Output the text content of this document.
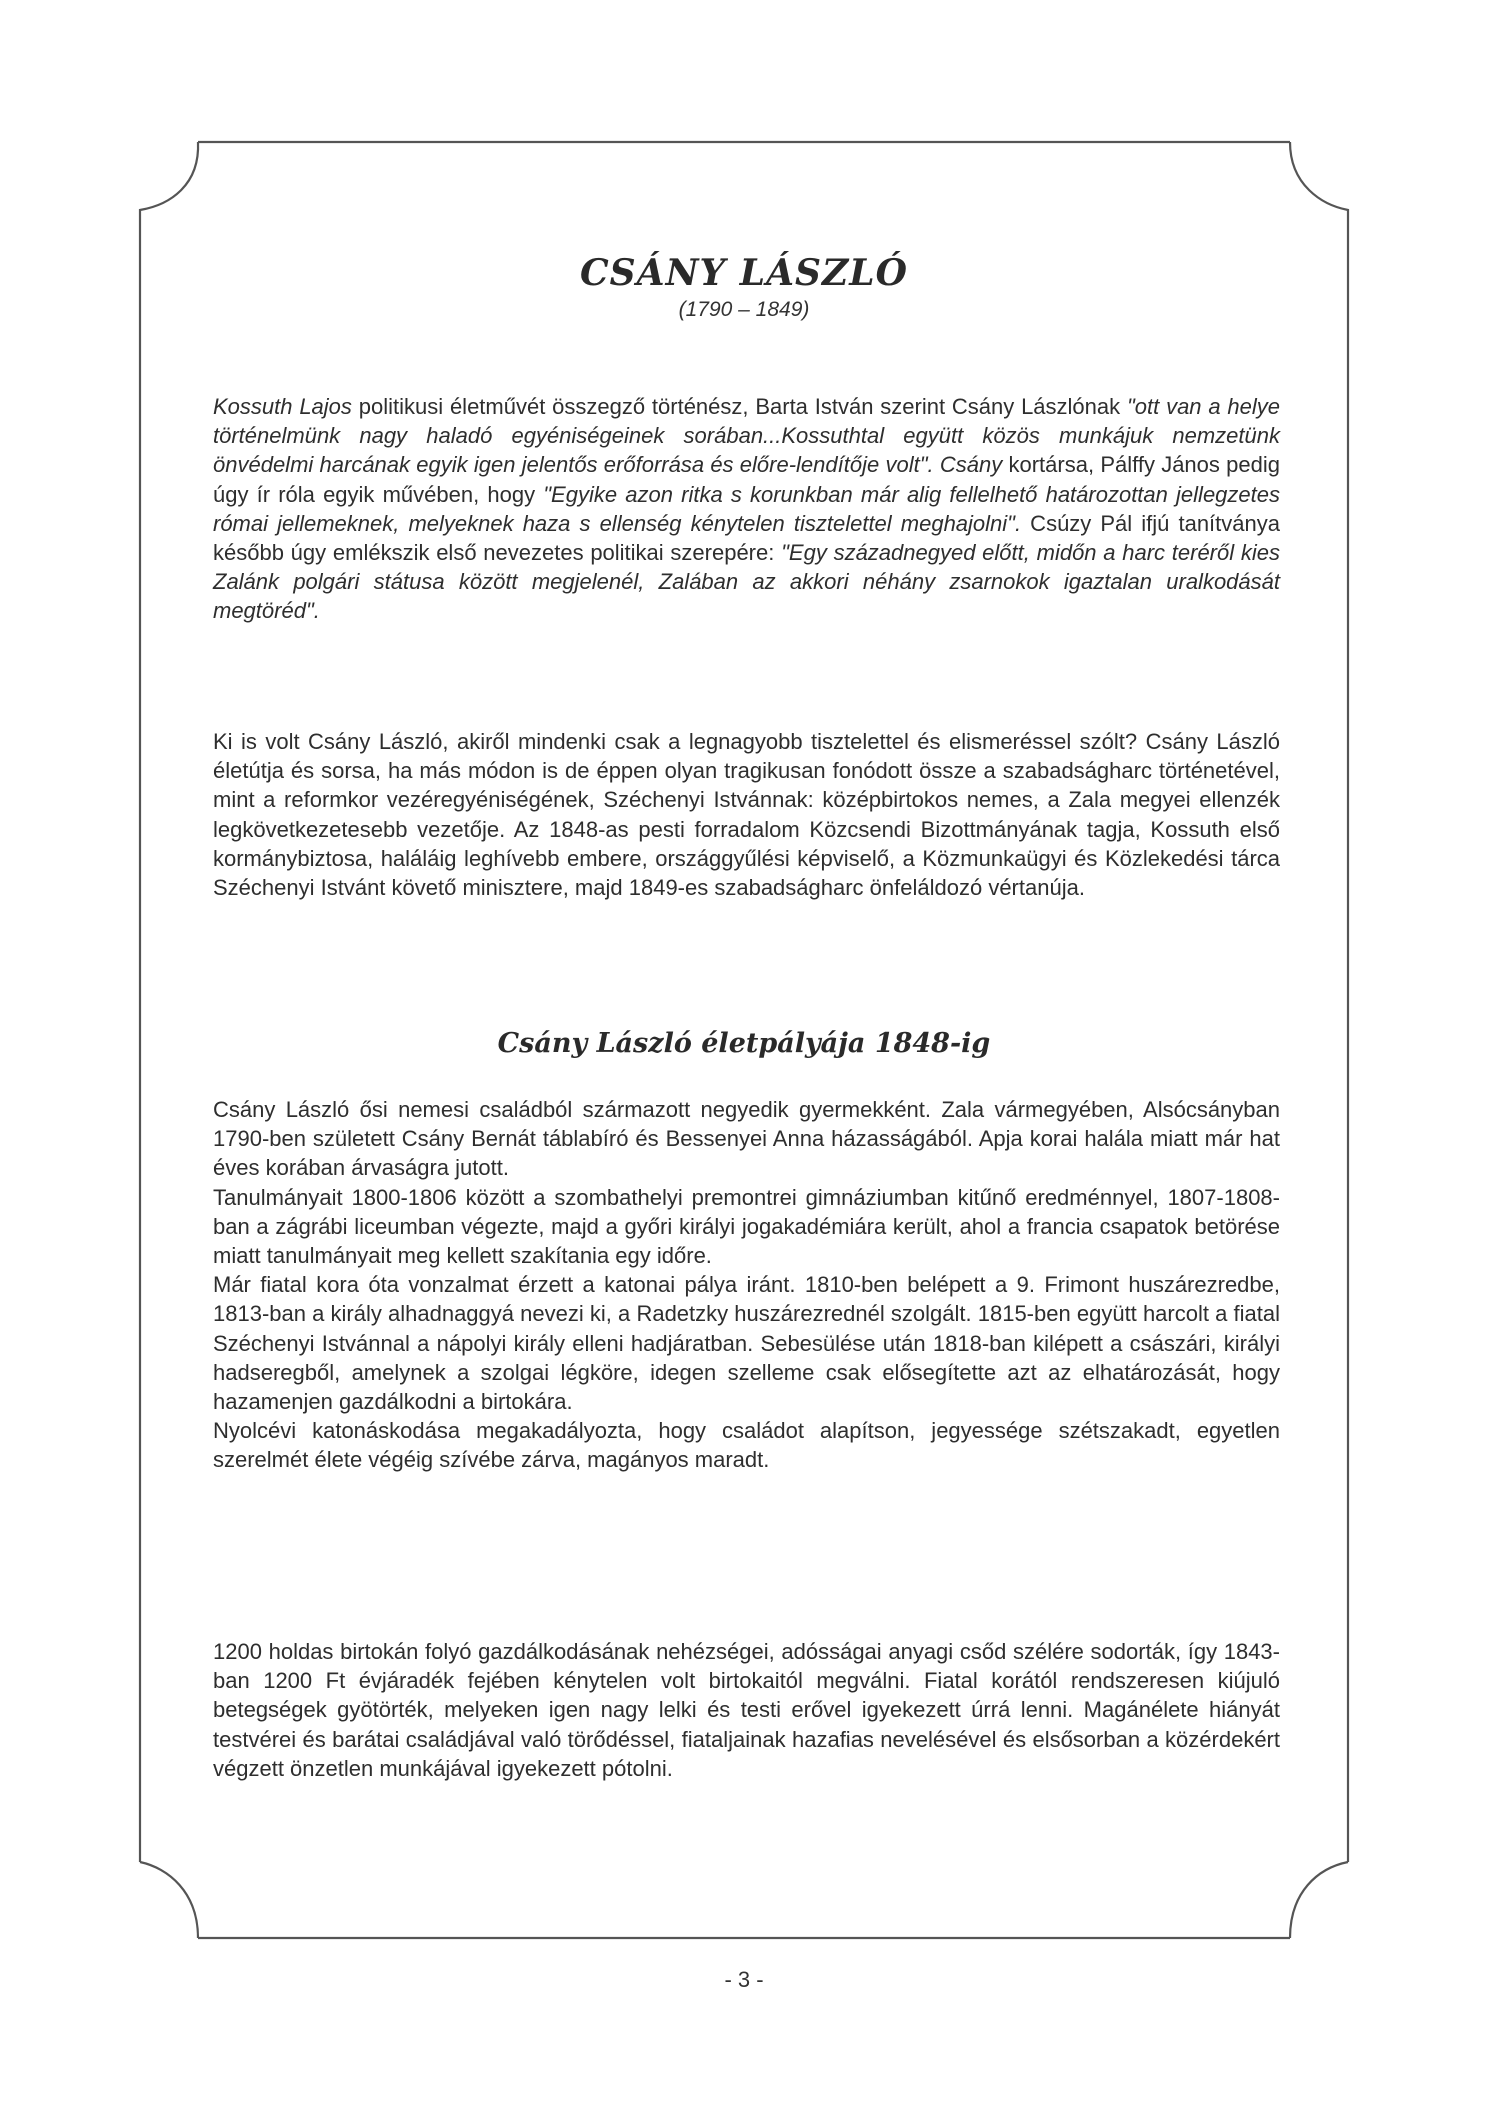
CSÁNY LÁSZLÓ
(1790 – 1849)

Kossuth Lajos politikusi életművét összegző történész, Barta István szerint Csány Lászlónak "ott van a helye történelmünk nagy haladó egyéniségeinek sorában...Kossuthtal együtt közös munkájuk nemzetünk önvédelmi harcának egyik igen jelentős erőforrása és előre-lendítője volt". Csány kortársa, Pálffy János pedig úgy ír róla egyik művében, hogy "Egyike azon ritka s korunkban már alig fellelhető határozottan jellegzetes római jellemeknek, melyeknek haza s ellenség kénytelen tisztelettel meghajolni". Csúzy Pál ifjú tanítványa később úgy emlékszik első nevezetes politikai szerepére: "Egy századnegyed előtt, midőn a harc teréről kies Zalánk polgári státusa között megjelenél, Zalában az akkori néhány zsarnokok igaztalan uralkodását megtöréd".

Ki is volt Csány László, akiről mindenki csak a legnagyobb tisztelettel és elismeréssel szólt? Csány László életútja és sorsa, ha más módon is de éppen olyan tragikusan fonódott össze a szabadságharc történetével, mint a reformkor vezéregyéniségének, Széchenyi Istvánnak: középbirtokos nemes, a Zala megyei ellenzék legkövetkezetesebb vezetője. Az 1848-as pesti forradalom Közcsendi Bizottmányának tagja, Kossuth első kormánybiztosa, haláláig leghívebb embere, országgyűlési képviselő, a Közmunkaügyi és Közlekedési tárca Széchenyi Istvánt követő minisztere, majd 1849-es szabadságharc önfeláldozó vértanúja.

Csány László életpályája 1848-ig

Csány László ősi nemesi családból származott negyedik gyermekként. Zala vármegyében, Alsócsányban 1790-ben született Csány Bernát táblabíró és Bessenyei Anna házasságából. Apja korai halála miatt már hat éves korában árvaságra jutott.

Tanulmányait 1800-1806 között a szombathelyi premontrei gimnáziumban kitűnő eredménnyel, 1807-1808-ban a zágrábi liceumban végezte, majd a győri királyi jogakadémiára került, ahol a francia csapatok betörése miatt tanulmányait meg kellett szakítania egy időre.

Már fiatal kora óta vonzalmat érzett a katonai pálya iránt. 1810-ben belépett a 9. Frimont huszárezredbe, 1813-ban a király alhadnaggyá nevezi ki, a Radetzky huszárezrednél szolgált. 1815-ben együtt harcolt a fiatal Széchenyi Istvánnal a nápolyi király elleni hadjáratban. Sebesülése után 1818-ban kilépett a császári, királyi hadseregből, amelynek a szolgai légköre, idegen szelleme csak elősegítette azt az elhatározását, hogy hazamenjen gazdálkodni a birtokára.

Nyolcévi katonáskodása megakadályozta, hogy családot alapítson, jegyessége szétszakadt, egyetlen szerelmét élete végéig szívébe zárva, magányos maradt.

1200 holdas birtokán folyó gazdálkodásának nehézségei, adósságai anyagi csőd szélére sodorták, így 1843-ban 1200 Ft évjáradék fejében kénytelen volt birtokaitól megválni. Fiatal korától rendszeresen kiújuló betegségek gyötörték, melyeken igen nagy lelki és testi erővel igyekezett úrrá lenni. Magánélete hiányát testvérei és barátai családjával való törődéssel, fiataljainak hazafias nevelésével és elsősorban a közérdekért végzett önzetlen munkájával igyekezett pótolni.

- 3 -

____________________

Without the pictures, write out the whole listing above exactly as it appears.

Output the text content of this document.
CSÁNY LÁSZLÓ
(1790 – 1849)

Kossuth Lajos politikusi életművét összegző történész, Barta István szerint Csány Lászlónak "ott van a helye történelmünk nagy haladó egyéniségeinek sorában...Kossuthtal együtt közös munkájuk nemzetünk önvédelmi harcának egyik igen jelentős erőforrása és előre-lendítője volt". Csány kortársa, Pálffy János pedig úgy ír róla egyik művében, hogy "Egyike azon ritka s korunkban már alig fellelhető határozottan jellegzetes római jellemeknek, melyeknek haza s ellenség kénytelen tisztelettel meghajolni". Csúzy Pál ifjú tanítványa később úgy emlékszik első nevezetes politikai szerepére: "Egy századnegyed előtt, midőn a harc teréről kies Zalánk polgári státusa között megjelenél, Zalában az akkori néhány zsarnokok igaztalan uralkodását megtöréd".

Ki is volt Csány László, akiről mindenki csak a legnagyobb tisztelettel és elismeréssel szólt? Csány László életútja és sorsa, ha más módon is de éppen olyan tragikusan fonódott össze a szabadságharc történetével, mint a reformkor vezéregyéniségének, Széchenyi Istvánnak: középbirtokos nemes, a Zala megyei ellenzék legkövetkezetesebb vezetője. Az 1848-as pesti forradalom Közcsendi Bizottmányának tagja, Kossuth első kormánybiztosa, haláláig leghívebb embere, országgyűlési képviselő, a Közmunkaügyi és Közlekedési tárca Széchenyi Istvánt követő minisztere, majd 1849-es szabadságharc önfeláldozó vértanúja.

Csány László életpályája 1848-ig

Csány László ősi nemesi családból származott negyedik gyermekként. Zala vármegyében, Alsócsányban 1790-ben született Csány Bernát táblabíró és Bessenyei Anna házasságából. Apja korai halála miatt már hat éves korában árvaságra jutott.

Tanulmányait 1800-1806 között a szombathelyi premontrei gimnáziumban kitűnő eredménnyel, 1807-1808-ban a zágrábi liceumban végezte, majd a győri királyi jogakadémiára került, ahol a francia csapatok betörése miatt tanulmányait meg kellett szakítania egy időre.

Már fiatal kora óta vonzalmat érzett a katonai pálya iránt. 1810-ben belépett a 9. Frimont huszárezredbe, 1813-ban a király alhadnaggyá nevezi ki, a Radetzky huszárezrednél szolgált. 1815-ben együtt harcolt a fiatal Széchenyi Istvánnal a nápolyi király elleni hadjáratban. Sebesülése után 1818-ban kilépett a császári, királyi hadseregből, amelynek a szolgai légköre, idegen szelleme csak elősegítette azt az elhatározását, hogy hazamenjen gazdálkodni a birtokára.

Nyolcévi katonáskodása megakadályozta, hogy családot alapítson, jegyessége szétszakadt, egyetlen szerelmét élete végéig szívébe zárva, magányos maradt.

1200 holdas birtokán folyó gazdálkodásának nehézségei, adósságai anyagi csőd szélére sodorták, így 1843-ban 1200 Ft évjáradék fejében kénytelen volt birtokaitól megválni. Fiatal korától rendszeresen kiújuló betegségek gyötörték, melyeken igen nagy lelki és testi erővel igyekezett úrrá lenni. Magánélete hiányát testvérei és barátai családjával való törődéssel, fiataljainak hazafias nevelésével és elsősorban a közérdekért végzett önzetlen munkájával igyekezett pótolni.

- 3 -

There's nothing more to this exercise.